Records that describe figures
##########

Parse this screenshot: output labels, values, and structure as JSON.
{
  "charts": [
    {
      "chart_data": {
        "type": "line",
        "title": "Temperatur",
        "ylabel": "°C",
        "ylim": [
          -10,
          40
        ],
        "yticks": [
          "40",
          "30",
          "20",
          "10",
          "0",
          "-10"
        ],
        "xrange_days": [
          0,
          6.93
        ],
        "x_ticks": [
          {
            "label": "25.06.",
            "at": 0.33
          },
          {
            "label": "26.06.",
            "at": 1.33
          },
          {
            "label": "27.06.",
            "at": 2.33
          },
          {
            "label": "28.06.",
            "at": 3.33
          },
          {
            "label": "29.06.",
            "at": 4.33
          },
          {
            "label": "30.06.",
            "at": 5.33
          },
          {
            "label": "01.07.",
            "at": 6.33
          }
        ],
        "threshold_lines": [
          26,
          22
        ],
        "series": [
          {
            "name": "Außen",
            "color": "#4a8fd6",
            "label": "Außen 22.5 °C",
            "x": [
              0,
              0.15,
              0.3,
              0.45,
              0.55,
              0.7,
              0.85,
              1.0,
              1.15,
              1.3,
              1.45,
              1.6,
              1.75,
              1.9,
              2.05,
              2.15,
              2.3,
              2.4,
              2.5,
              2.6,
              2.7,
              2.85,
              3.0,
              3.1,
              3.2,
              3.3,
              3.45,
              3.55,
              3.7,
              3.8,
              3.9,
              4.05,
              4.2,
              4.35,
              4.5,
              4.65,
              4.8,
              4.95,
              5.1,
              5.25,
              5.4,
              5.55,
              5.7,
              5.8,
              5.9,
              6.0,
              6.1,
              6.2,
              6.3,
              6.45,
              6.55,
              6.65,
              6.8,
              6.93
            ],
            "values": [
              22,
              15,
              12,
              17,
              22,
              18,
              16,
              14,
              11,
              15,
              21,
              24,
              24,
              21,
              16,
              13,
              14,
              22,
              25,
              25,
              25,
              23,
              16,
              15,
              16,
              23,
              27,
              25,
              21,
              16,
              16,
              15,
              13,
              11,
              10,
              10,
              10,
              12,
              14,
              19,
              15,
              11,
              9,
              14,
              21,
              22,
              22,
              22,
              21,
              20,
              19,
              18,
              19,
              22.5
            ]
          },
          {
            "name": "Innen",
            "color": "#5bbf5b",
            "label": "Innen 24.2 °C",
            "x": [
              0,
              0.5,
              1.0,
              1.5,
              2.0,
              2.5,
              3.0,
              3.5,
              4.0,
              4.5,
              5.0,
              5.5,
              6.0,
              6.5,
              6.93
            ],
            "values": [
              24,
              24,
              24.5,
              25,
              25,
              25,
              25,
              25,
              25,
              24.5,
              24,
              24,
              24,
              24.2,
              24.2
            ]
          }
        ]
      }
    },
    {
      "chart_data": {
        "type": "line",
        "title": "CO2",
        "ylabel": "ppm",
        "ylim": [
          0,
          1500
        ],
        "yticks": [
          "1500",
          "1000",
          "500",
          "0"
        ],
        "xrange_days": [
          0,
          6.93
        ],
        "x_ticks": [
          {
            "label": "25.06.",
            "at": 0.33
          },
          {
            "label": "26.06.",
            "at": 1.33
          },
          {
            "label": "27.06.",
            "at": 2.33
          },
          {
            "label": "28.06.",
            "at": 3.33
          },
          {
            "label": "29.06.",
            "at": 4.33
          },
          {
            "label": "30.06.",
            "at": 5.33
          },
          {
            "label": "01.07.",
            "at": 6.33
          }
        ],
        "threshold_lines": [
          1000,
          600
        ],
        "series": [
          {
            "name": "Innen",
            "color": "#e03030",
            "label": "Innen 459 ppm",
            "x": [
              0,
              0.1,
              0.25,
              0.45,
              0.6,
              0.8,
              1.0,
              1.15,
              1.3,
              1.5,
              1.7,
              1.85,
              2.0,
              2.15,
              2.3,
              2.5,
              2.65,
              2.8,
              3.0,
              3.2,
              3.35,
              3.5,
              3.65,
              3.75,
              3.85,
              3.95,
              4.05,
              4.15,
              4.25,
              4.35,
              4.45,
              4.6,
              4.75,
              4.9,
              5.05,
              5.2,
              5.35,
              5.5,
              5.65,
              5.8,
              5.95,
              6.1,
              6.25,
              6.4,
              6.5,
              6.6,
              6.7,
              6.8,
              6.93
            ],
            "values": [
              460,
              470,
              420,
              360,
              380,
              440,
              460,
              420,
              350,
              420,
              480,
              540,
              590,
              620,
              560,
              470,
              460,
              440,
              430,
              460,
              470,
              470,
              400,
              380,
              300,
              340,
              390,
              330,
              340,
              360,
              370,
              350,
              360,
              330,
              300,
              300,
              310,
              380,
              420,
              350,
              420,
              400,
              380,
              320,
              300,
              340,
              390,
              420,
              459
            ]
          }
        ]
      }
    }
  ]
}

##########

[SET TASK]: Write out every entry again exactly, please, with nothing missing.

[ANSWER BELOW]:
Parse this screenshot: output labels, values, and structure as JSON.
{
  "charts": [
    {
      "chart_data": {
        "type": "line",
        "title": "Temperatur",
        "ylabel": "°C",
        "ylim": [
          -10,
          40
        ],
        "yticks": [
          "40",
          "30",
          "20",
          "10",
          "0",
          "-10"
        ],
        "xrange_days": [
          0,
          6.93
        ],
        "x_ticks": [
          {
            "label": "25.06.",
            "at": 0.33
          },
          {
            "label": "26.06.",
            "at": 1.33
          },
          {
            "label": "27.06.",
            "at": 2.33
          },
          {
            "label": "28.06.",
            "at": 3.33
          },
          {
            "label": "29.06.",
            "at": 4.33
          },
          {
            "label": "30.06.",
            "at": 5.33
          },
          {
            "label": "01.07.",
            "at": 6.33
          }
        ],
        "threshold_lines": [
          26,
          22
        ],
        "series": [
          {
            "name": "Außen",
            "color": "#4a8fd6",
            "label": "Außen 22.5 °C",
            "x": [
              0,
              0.15,
              0.3,
              0.45,
              0.55,
              0.7,
              0.85,
              1.0,
              1.15,
              1.3,
              1.45,
              1.6,
              1.75,
              1.9,
              2.05,
              2.15,
              2.3,
              2.4,
              2.5,
              2.6,
              2.7,
              2.85,
              3.0,
              3.1,
              3.2,
              3.3,
              3.45,
              3.55,
              3.7,
              3.8,
              3.9,
              4.05,
              4.2,
              4.35,
              4.5,
              4.65,
              4.8,
              4.95,
              5.1,
              5.25,
              5.4,
              5.55,
              5.7,
              5.8,
              5.9,
              6.0,
              6.1,
              6.2,
              6.3,
              6.45,
              6.55,
              6.65,
              6.8,
              6.93
            ],
            "values": [
              22,
              15,
              12,
              17,
              22,
              18,
              16,
              14,
              11,
              15,
              21,
              24,
              24,
              21,
              16,
              13,
              14,
              22,
              25,
              25,
              25,
              23,
              16,
              15,
              16,
              23,
              27,
              25,
              21,
              16,
              16,
              15,
              13,
              11,
              10,
              10,
              10,
              12,
              14,
              19,
              15,
              11,
              9,
              14,
              21,
              22,
              22,
              22,
              21,
              20,
              19,
              18,
              19,
              22.5
            ]
          },
          {
            "name": "Innen",
            "color": "#5bbf5b",
            "label": "Innen 24.2 °C",
            "x": [
              0,
              0.5,
              1.0,
              1.5,
              2.0,
              2.5,
              3.0,
              3.5,
              4.0,
              4.5,
              5.0,
              5.5,
              6.0,
              6.5,
              6.93
            ],
            "values": [
              24,
              24,
              24.5,
              25,
              25,
              25,
              25,
              25,
              25,
              24.5,
              24,
              24,
              24,
              24.2,
              24.2
            ]
          }
        ]
      }
    },
    {
      "chart_data": {
        "type": "line",
        "title": "CO2",
        "ylabel": "ppm",
        "ylim": [
          0,
          1500
        ],
        "yticks": [
          "1500",
          "1000",
          "500",
          "0"
        ],
        "xrange_days": [
          0,
          6.93
        ],
        "x_ticks": [
          {
            "label": "25.06.",
            "at": 0.33
          },
          {
            "label": "26.06.",
            "at": 1.33
          },
          {
            "label": "27.06.",
            "at": 2.33
          },
          {
            "label": "28.06.",
            "at": 3.33
          },
          {
            "label": "29.06.",
            "at": 4.33
          },
          {
            "label": "30.06.",
            "at": 5.33
          },
          {
            "label": "01.07.",
            "at": 6.33
          }
        ],
        "threshold_lines": [
          1000,
          600
        ],
        "series": [
          {
            "name": "Innen",
            "color": "#e03030",
            "label": "Innen 459 ppm",
            "x": [
              0,
              0.1,
              0.25,
              0.45,
              0.6,
              0.8,
              1.0,
              1.15,
              1.3,
              1.5,
              1.7,
              1.85,
              2.0,
              2.15,
              2.3,
              2.5,
              2.65,
              2.8,
              3.0,
              3.2,
              3.35,
              3.5,
              3.65,
              3.75,
              3.85,
              3.95,
              4.05,
              4.15,
              4.25,
              4.35,
              4.45,
              4.6,
              4.75,
              4.9,
              5.05,
              5.2,
              5.35,
              5.5,
              5.65,
              5.8,
              5.95,
              6.1,
              6.25,
              6.4,
              6.5,
              6.6,
              6.7,
              6.8,
              6.93
            ],
            "values": [
              460,
              470,
              420,
              360,
              380,
              440,
              460,
              420,
              350,
              420,
              480,
              540,
              590,
              620,
              560,
              470,
              460,
              440,
              430,
              460,
              470,
              470,
              400,
              380,
              300,
              340,
              390,
              330,
              340,
              360,
              370,
              350,
              360,
              330,
              300,
              300,
              310,
              380,
              420,
              350,
              420,
              400,
              380,
              320,
              300,
              340,
              390,
              420,
              459
            ]
          }
        ]
      }
    }
  ]
}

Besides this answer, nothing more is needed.